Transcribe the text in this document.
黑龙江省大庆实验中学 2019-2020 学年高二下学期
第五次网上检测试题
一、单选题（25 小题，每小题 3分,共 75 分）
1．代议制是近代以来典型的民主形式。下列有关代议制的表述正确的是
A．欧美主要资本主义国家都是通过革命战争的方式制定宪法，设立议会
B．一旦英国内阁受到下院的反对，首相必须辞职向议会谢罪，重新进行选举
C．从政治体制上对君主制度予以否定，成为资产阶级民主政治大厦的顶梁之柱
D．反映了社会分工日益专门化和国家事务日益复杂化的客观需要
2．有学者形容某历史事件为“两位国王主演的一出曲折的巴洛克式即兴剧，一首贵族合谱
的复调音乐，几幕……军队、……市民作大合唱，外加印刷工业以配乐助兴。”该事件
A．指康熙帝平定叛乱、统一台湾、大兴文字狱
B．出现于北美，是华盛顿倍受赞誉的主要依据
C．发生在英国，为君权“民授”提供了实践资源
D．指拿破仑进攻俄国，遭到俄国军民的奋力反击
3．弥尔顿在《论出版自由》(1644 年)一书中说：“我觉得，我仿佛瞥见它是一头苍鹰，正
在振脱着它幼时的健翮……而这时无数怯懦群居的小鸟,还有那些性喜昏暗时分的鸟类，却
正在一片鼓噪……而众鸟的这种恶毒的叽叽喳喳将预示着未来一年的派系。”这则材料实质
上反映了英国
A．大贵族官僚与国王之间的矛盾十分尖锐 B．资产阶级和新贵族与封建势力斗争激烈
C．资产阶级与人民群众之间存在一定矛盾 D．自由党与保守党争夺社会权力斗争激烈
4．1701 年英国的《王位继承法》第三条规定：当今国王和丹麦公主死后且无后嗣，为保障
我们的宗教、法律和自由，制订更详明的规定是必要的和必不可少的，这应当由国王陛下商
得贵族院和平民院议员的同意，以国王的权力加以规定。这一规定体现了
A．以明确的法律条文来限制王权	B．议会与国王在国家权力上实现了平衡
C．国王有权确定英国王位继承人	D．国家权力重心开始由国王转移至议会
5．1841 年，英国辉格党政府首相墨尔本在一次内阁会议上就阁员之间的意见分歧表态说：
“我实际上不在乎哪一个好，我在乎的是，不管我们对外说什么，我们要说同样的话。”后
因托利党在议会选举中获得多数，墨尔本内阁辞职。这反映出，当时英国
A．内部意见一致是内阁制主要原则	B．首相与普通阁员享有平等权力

════════════════

◆ **GIVEN REQUEST**:
Print the records once more, exactly as they were given.

◆ **COMPLETED EXERCISE**:
Transcribe the text in this document.
黑龙江省大庆实验中学 2019-2020 学年高二下学期
第五次网上检测试题
一、单选题（25 小题，每小题 3分,共 75 分）
1．代议制是近代以来典型的民主形式。下列有关代议制的表述正确的是
A．欧美主要资本主义国家都是通过革命战争的方式制定宪法，设立议会
B．一旦英国内阁受到下院的反对，首相必须辞职向议会谢罪，重新进行选举
C．从政治体制上对君主制度予以否定，成为资产阶级民主政治大厦的顶梁之柱
D．反映了社会分工日益专门化和国家事务日益复杂化的客观需要
2．有学者形容某历史事件为“两位国王主演的一出曲折的巴洛克式即兴剧，一首贵族合谱
的复调音乐，几幕……军队、……市民作大合唱，外加印刷工业以配乐助兴。”该事件
A．指康熙帝平定叛乱、统一台湾、大兴文字狱
B．出现于北美，是华盛顿倍受赞誉的主要依据
C．发生在英国，为君权“民授”提供了实践资源
D．指拿破仑进攻俄国，遭到俄国军民的奋力反击
3．弥尔顿在《论出版自由》(1644 年)一书中说：“我觉得，我仿佛瞥见它是一头苍鹰，正
在振脱着它幼时的健翮……而这时无数怯懦群居的小鸟,还有那些性喜昏暗时分的鸟类，却
正在一片鼓噪……而众鸟的这种恶毒的叽叽喳喳将预示着未来一年的派系。”这则材料实质
上反映了英国
A．大贵族官僚与国王之间的矛盾十分尖锐 B．资产阶级和新贵族与封建势力斗争激烈
C．资产阶级与人民群众之间存在一定矛盾 D．自由党与保守党争夺社会权力斗争激烈
4．1701 年英国的《王位继承法》第三条规定：当今国王和丹麦公主死后且无后嗣，为保障
我们的宗教、法律和自由，制订更详明的规定是必要的和必不可少的，这应当由国王陛下商
得贵族院和平民院议员的同意，以国王的权力加以规定。这一规定体现了
A．以明确的法律条文来限制王权	B．议会与国王在国家权力上实现了平衡
C．国王有权确定英国王位继承人	D．国家权力重心开始由国王转移至议会
5．1841 年，英国辉格党政府首相墨尔本在一次内阁会议上就阁员之间的意见分歧表态说：
“我实际上不在乎哪一个好，我在乎的是，不管我们对外说什么，我们要说同样的话。”后
因托利党在议会选举中获得多数，墨尔本内阁辞职。这反映出，当时英国
A．内部意见一致是内阁制主要原则	B．首相与普通阁员享有平等权力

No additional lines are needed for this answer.